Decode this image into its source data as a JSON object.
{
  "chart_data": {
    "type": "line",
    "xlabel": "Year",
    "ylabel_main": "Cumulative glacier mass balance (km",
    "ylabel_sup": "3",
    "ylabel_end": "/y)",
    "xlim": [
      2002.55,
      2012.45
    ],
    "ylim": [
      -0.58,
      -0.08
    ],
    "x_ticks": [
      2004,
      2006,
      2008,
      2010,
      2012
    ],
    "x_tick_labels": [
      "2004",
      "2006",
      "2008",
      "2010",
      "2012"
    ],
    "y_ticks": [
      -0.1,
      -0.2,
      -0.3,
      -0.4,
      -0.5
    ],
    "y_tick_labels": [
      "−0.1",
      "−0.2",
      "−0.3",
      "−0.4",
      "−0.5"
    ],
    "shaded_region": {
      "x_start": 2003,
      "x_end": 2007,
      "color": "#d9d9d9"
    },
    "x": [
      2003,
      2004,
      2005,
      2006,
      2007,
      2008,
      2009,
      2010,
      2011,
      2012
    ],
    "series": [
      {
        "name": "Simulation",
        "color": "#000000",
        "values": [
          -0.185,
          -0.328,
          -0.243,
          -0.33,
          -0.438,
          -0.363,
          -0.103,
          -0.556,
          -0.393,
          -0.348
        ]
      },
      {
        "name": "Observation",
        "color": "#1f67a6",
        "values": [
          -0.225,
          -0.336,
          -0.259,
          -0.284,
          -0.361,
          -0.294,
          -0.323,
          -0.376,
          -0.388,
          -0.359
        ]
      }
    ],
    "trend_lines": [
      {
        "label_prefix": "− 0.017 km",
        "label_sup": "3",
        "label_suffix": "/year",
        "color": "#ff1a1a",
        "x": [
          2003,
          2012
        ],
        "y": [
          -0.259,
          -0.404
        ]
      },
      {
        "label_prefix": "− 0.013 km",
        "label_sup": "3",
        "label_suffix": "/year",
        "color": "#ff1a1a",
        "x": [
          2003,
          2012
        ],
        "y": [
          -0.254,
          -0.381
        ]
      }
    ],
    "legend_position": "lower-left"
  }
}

### The request
Write out each line of the data above again, exactly as given.

### Answer in full
Decode this image into its source data as a JSON object.
{
  "chart_data": {
    "type": "line",
    "xlabel": "Year",
    "ylabel_main": "Cumulative glacier mass balance (km",
    "ylabel_sup": "3",
    "ylabel_end": "/y)",
    "xlim": [
      2002.55,
      2012.45
    ],
    "ylim": [
      -0.58,
      -0.08
    ],
    "x_ticks": [
      2004,
      2006,
      2008,
      2010,
      2012
    ],
    "x_tick_labels": [
      "2004",
      "2006",
      "2008",
      "2010",
      "2012"
    ],
    "y_ticks": [
      -0.1,
      -0.2,
      -0.3,
      -0.4,
      -0.5
    ],
    "y_tick_labels": [
      "−0.1",
      "−0.2",
      "−0.3",
      "−0.4",
      "−0.5"
    ],
    "shaded_region": {
      "x_start": 2003,
      "x_end": 2007,
      "color": "#d9d9d9"
    },
    "x": [
      2003,
      2004,
      2005,
      2006,
      2007,
      2008,
      2009,
      2010,
      2011,
      2012
    ],
    "series": [
      {
        "name": "Simulation",
        "color": "#000000",
        "values": [
          -0.185,
          -0.328,
          -0.243,
          -0.33,
          -0.438,
          -0.363,
          -0.103,
          -0.556,
          -0.393,
          -0.348
        ]
      },
      {
        "name": "Observation",
        "color": "#1f67a6",
        "values": [
          -0.225,
          -0.336,
          -0.259,
          -0.284,
          -0.361,
          -0.294,
          -0.323,
          -0.376,
          -0.388,
          -0.359
        ]
      }
    ],
    "trend_lines": [
      {
        "label_prefix": "− 0.017 km",
        "label_sup": "3",
        "label_suffix": "/year",
        "color": "#ff1a1a",
        "x": [
          2003,
          2012
        ],
        "y": [
          -0.259,
          -0.404
        ]
      },
      {
        "label_prefix": "− 0.013 km",
        "label_sup": "3",
        "label_suffix": "/year",
        "color": "#ff1a1a",
        "x": [
          2003,
          2012
        ],
        "y": [
          -0.254,
          -0.381
        ]
      }
    ],
    "legend_position": "lower-left"
  }
}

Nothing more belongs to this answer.